-- start Record list --
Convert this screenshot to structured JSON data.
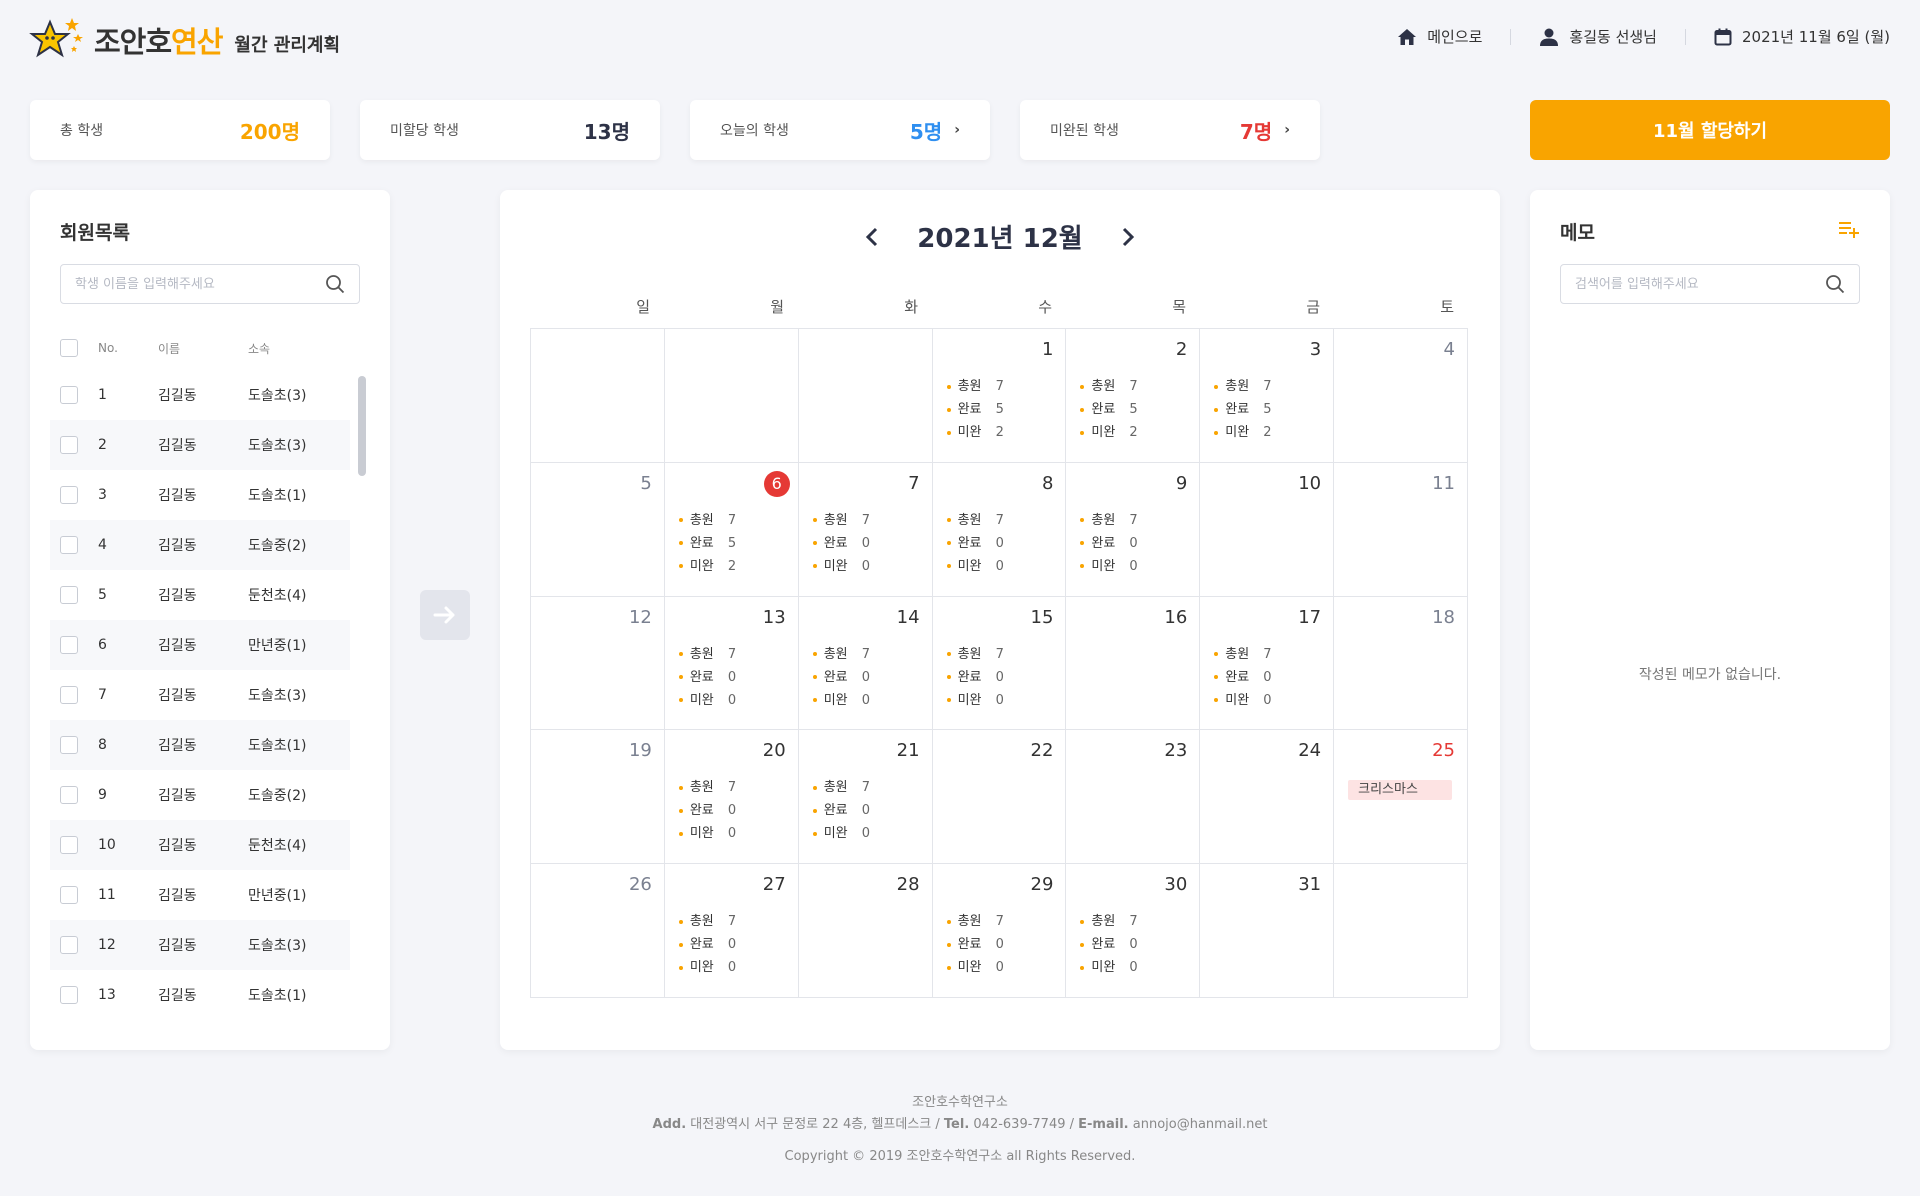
{
  "header": {
    "logo_text_a": "조안호",
    "logo_text_b": "연산",
    "subtitle": "월간 관리계획",
    "nav_home": "메인으로",
    "nav_user": "홍길동 선생님",
    "nav_date": "2021년 11월 6일 (월)"
  },
  "stats": {
    "total_label": "총 학생",
    "total_value": "200명",
    "unassigned_label": "미할당 학생",
    "unassigned_value": "13명",
    "today_label": "오늘의 학생",
    "today_value": "5명",
    "incomplete_label": "미완된 학생",
    "incomplete_value": "7명",
    "assign_button": "11월 할당하기"
  },
  "colors": {
    "accent": "#f9a400",
    "blue": "#2f8ff0",
    "red": "#e53935",
    "dark": "#2d3246"
  },
  "members": {
    "title": "회원목록",
    "search_placeholder": "학생 이름을 입력해주세요",
    "columns": {
      "no": "No.",
      "name": "이름",
      "org": "소속"
    },
    "rows": [
      {
        "no": "1",
        "name": "김길동",
        "org": "도솔초(3)"
      },
      {
        "no": "2",
        "name": "김길동",
        "org": "도솔초(3)"
      },
      {
        "no": "3",
        "name": "김길동",
        "org": "도솔초(1)"
      },
      {
        "no": "4",
        "name": "김길동",
        "org": "도솔중(2)"
      },
      {
        "no": "5",
        "name": "김길동",
        "org": "둔천초(4)"
      },
      {
        "no": "6",
        "name": "김길동",
        "org": "만년중(1)"
      },
      {
        "no": "7",
        "name": "김길동",
        "org": "도솔초(3)"
      },
      {
        "no": "8",
        "name": "김길동",
        "org": "도솔초(1)"
      },
      {
        "no": "9",
        "name": "김길동",
        "org": "도솔중(2)"
      },
      {
        "no": "10",
        "name": "김길동",
        "org": "둔천초(4)"
      },
      {
        "no": "11",
        "name": "김길동",
        "org": "만년중(1)"
      },
      {
        "no": "12",
        "name": "김길동",
        "org": "도솔초(3)"
      },
      {
        "no": "13",
        "name": "김길동",
        "org": "도솔초(1)"
      }
    ]
  },
  "calendar": {
    "title": "2021년 12월",
    "weekdays": [
      "일",
      "월",
      "화",
      "수",
      "목",
      "금",
      "토"
    ],
    "stat_labels": {
      "total": "총원",
      "done": "완료",
      "pending": "미완"
    },
    "cells": [
      {},
      {},
      {},
      {
        "day": "1",
        "stats": [
          "7",
          "5",
          "2"
        ]
      },
      {
        "day": "2",
        "stats": [
          "7",
          "5",
          "2"
        ]
      },
      {
        "day": "3",
        "stats": [
          "7",
          "5",
          "2"
        ]
      },
      {
        "day": "4"
      },
      {
        "day": "5"
      },
      {
        "day": "6",
        "today": true,
        "stats": [
          "7",
          "5",
          "2"
        ]
      },
      {
        "day": "7",
        "stats": [
          "7",
          "0",
          "0"
        ]
      },
      {
        "day": "8",
        "stats": [
          "7",
          "0",
          "0"
        ]
      },
      {
        "day": "9",
        "stats": [
          "7",
          "0",
          "0"
        ]
      },
      {
        "day": "10"
      },
      {
        "day": "11"
      },
      {
        "day": "12"
      },
      {
        "day": "13",
        "stats": [
          "7",
          "0",
          "0"
        ]
      },
      {
        "day": "14",
        "stats": [
          "7",
          "0",
          "0"
        ]
      },
      {
        "day": "15",
        "stats": [
          "7",
          "0",
          "0"
        ]
      },
      {
        "day": "16"
      },
      {
        "day": "17",
        "stats": [
          "7",
          "0",
          "0"
        ]
      },
      {
        "day": "18"
      },
      {
        "day": "19"
      },
      {
        "day": "20",
        "stats": [
          "7",
          "0",
          "0"
        ]
      },
      {
        "day": "21",
        "stats": [
          "7",
          "0",
          "0"
        ]
      },
      {
        "day": "22"
      },
      {
        "day": "23"
      },
      {
        "day": "24"
      },
      {
        "day": "25",
        "holiday": true,
        "event": "크리스마스"
      },
      {
        "day": "26"
      },
      {
        "day": "27",
        "stats": [
          "7",
          "0",
          "0"
        ]
      },
      {
        "day": "28"
      },
      {
        "day": "29",
        "stats": [
          "7",
          "0",
          "0"
        ]
      },
      {
        "day": "30",
        "stats": [
          "7",
          "0",
          "0"
        ]
      },
      {
        "day": "31"
      },
      {}
    ]
  },
  "memo": {
    "title": "메모",
    "search_placeholder": "검색어를 입력해주세요",
    "empty_text": "작성된 메모가 없습니다."
  },
  "footer": {
    "org": "조안호수학연구소",
    "add_label": "Add.",
    "address": "대전광역시 서구 문정로 22 4층, 헬프데스크",
    "tel_label": "Tel.",
    "tel": "042-639-7749",
    "email_label": "E-mail.",
    "email": "annojo@hanmail.net",
    "copyright": "Copyright © 2019 조안호수학연구소 all Rights Reserved."
  }
}
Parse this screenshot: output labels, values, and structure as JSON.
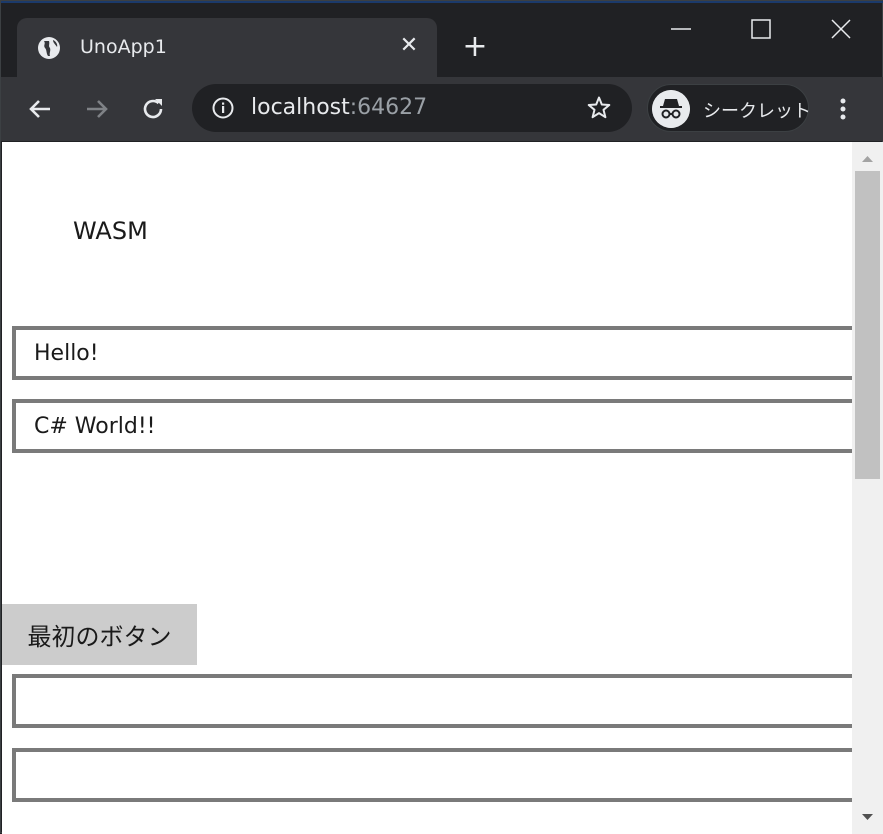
-- end Record list --
Task to carry out. Leaving all pictures aside, quote each record exactly.

Correct result.
Convert this screenshot to structured JSON data.
{
  "header": {
    "logo_text_a": "조안호",
    "logo_text_b": "연산",
    "subtitle": "월간 관리계획",
    "nav_home": "메인으로",
    "nav_user": "홍길동 선생님",
    "nav_date": "2021년 11월 6일 (월)"
  },
  "stats": {
    "total_label": "총 학생",
    "total_value": "200명",
    "unassigned_label": "미할당 학생",
    "unassigned_value": "13명",
    "today_label": "오늘의 학생",
    "today_value": "5명",
    "incomplete_label": "미완된 학생",
    "incomplete_value": "7명",
    "assign_button": "11월 할당하기"
  },
  "colors": {
    "accent": "#f9a400",
    "blue": "#2f8ff0",
    "red": "#e53935",
    "dark": "#2d3246"
  },
  "members": {
    "title": "회원목록",
    "search_placeholder": "학생 이름을 입력해주세요",
    "columns": {
      "no": "No.",
      "name": "이름",
      "org": "소속"
    },
    "rows": [
      {
        "no": "1",
        "name": "김길동",
        "org": "도솔초(3)"
      },
      {
        "no": "2",
        "name": "김길동",
        "org": "도솔초(3)"
      },
      {
        "no": "3",
        "name": "김길동",
        "org": "도솔초(1)"
      },
      {
        "no": "4",
        "name": "김길동",
        "org": "도솔중(2)"
      },
      {
        "no": "5",
        "name": "김길동",
        "org": "둔천초(4)"
      },
      {
        "no": "6",
        "name": "김길동",
        "org": "만년중(1)"
      },
      {
        "no": "7",
        "name": "김길동",
        "org": "도솔초(3)"
      },
      {
        "no": "8",
        "name": "김길동",
        "org": "도솔초(1)"
      },
      {
        "no": "9",
        "name": "김길동",
        "org": "도솔중(2)"
      },
      {
        "no": "10",
        "name": "김길동",
        "org": "둔천초(4)"
      },
      {
        "no": "11",
        "name": "김길동",
        "org": "만년중(1)"
      },
      {
        "no": "12",
        "name": "김길동",
        "org": "도솔초(3)"
      },
      {
        "no": "13",
        "name": "김길동",
        "org": "도솔초(1)"
      }
    ]
  },
  "calendar": {
    "title": "2021년 12월",
    "weekdays": [
      "일",
      "월",
      "화",
      "수",
      "목",
      "금",
      "토"
    ],
    "stat_labels": {
      "total": "총원",
      "done": "완료",
      "pending": "미완"
    },
    "cells": [
      {},
      {},
      {},
      {
        "day": "1",
        "stats": [
          "7",
          "5",
          "2"
        ]
      },
      {
        "day": "2",
        "stats": [
          "7",
          "5",
          "2"
        ]
      },
      {
        "day": "3",
        "stats": [
          "7",
          "5",
          "2"
        ]
      },
      {
        "day": "4"
      },
      {
        "day": "5"
      },
      {
        "day": "6",
        "today": true,
        "stats": [
          "7",
          "5",
          "2"
        ]
      },
      {
        "day": "7",
        "stats": [
          "7",
          "0",
          "0"
        ]
      },
      {
        "day": "8",
        "stats": [
          "7",
          "0",
          "0"
        ]
      },
      {
        "day": "9",
        "stats": [
          "7",
          "0",
          "0"
        ]
      },
      {
        "day": "10"
      },
      {
        "day": "11"
      },
      {
        "day": "12"
      },
      {
        "day": "13",
        "stats": [
          "7",
          "0",
          "0"
        ]
      },
      {
        "day": "14",
        "stats": [
          "7",
          "0",
          "0"
        ]
      },
      {
        "day": "15",
        "stats": [
          "7",
          "0",
          "0"
        ]
      },
      {
        "day": "16"
      },
      {
        "day": "17",
        "stats": [
          "7",
          "0",
          "0"
        ]
      },
      {
        "day": "18"
      },
      {
        "day": "19"
      },
      {
        "day": "20",
        "stats": [
          "7",
          "0",
          "0"
        ]
      },
      {
        "day": "21",
        "stats": [
          "7",
          "0",
          "0"
        ]
      },
      {
        "day": "22"
      },
      {
        "day": "23"
      },
      {
        "day": "24"
      },
      {
        "day": "25",
        "holiday": true,
        "event": "크리스마스"
      },
      {
        "day": "26"
      },
      {
        "day": "27",
        "stats": [
          "7",
          "0",
          "0"
        ]
      },
      {
        "day": "28"
      },
      {
        "day": "29",
        "stats": [
          "7",
          "0",
          "0"
        ]
      },
      {
        "day": "30",
        "stats": [
          "7",
          "0",
          "0"
        ]
      },
      {
        "day": "31"
      },
      {}
    ]
  },
  "memo": {
    "title": "메모",
    "search_placeholder": "검색어를 입력해주세요",
    "empty_text": "작성된 메모가 없습니다."
  },
  "footer": {
    "org": "조안호수학연구소",
    "add_label": "Add.",
    "address": "대전광역시 서구 문정로 22 4층, 헬프데스크",
    "tel_label": "Tel.",
    "tel": "042-639-7749",
    "email_label": "E-mail.",
    "email": "annojo@hanmail.net",
    "copyright": "Copyright © 2019 조안호수학연구소 all Rights Reserved."
  }
}
Parse this screenshot: output labels, values, and structure as JSON.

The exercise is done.